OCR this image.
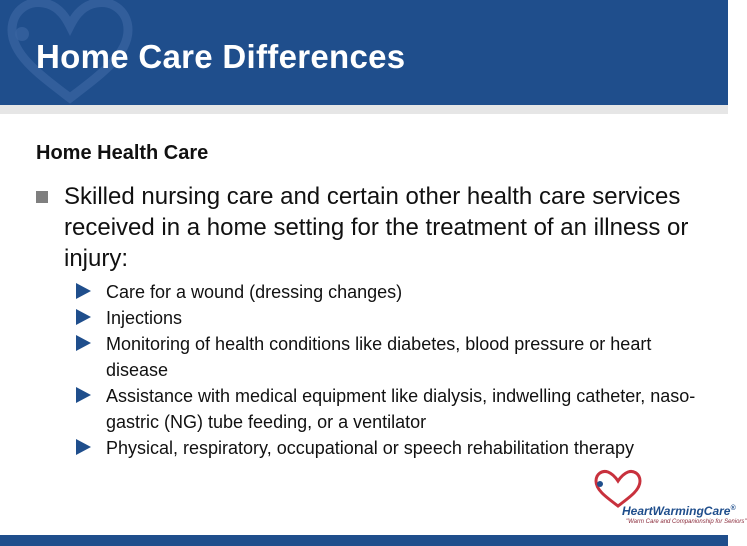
Home Care Differences
Home Health Care
Skilled nursing care and certain other health care services received in a home setting for the treatment of an illness or injury:
Care for a wound (dressing changes)
Injections
Monitoring of health conditions like diabetes, blood pressure or heart disease
Assistance with medical equipment like dialysis, indwelling catheter, naso-gastric (NG) tube feeding, or a ventilator
Physical, respiratory, occupational or speech rehabilitation therapy
HeartWarmingCare®
"Warm Care and Companionship for Seniors"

**EXERCISE REQUIREMENTS:**
All entries are to be retyped exactly. Omit any embedded images.

**ANSWER FOR THIS EXERCISE:**
OCR this image.
Home Care Differences
Home Health Care
Skilled nursing care and certain other health care services received in a home setting for the treatment of an illness or injury:
Care for a wound (dressing changes)
Injections
Monitoring of health conditions like diabetes, blood pressure or heart disease
Assistance with medical equipment like dialysis, indwelling catheter, naso-gastric (NG) tube feeding, or a ventilator
Physical, respiratory, occupational or speech rehabilitation therapy
HeartWarmingCare®
"Warm Care and Companionship for Seniors"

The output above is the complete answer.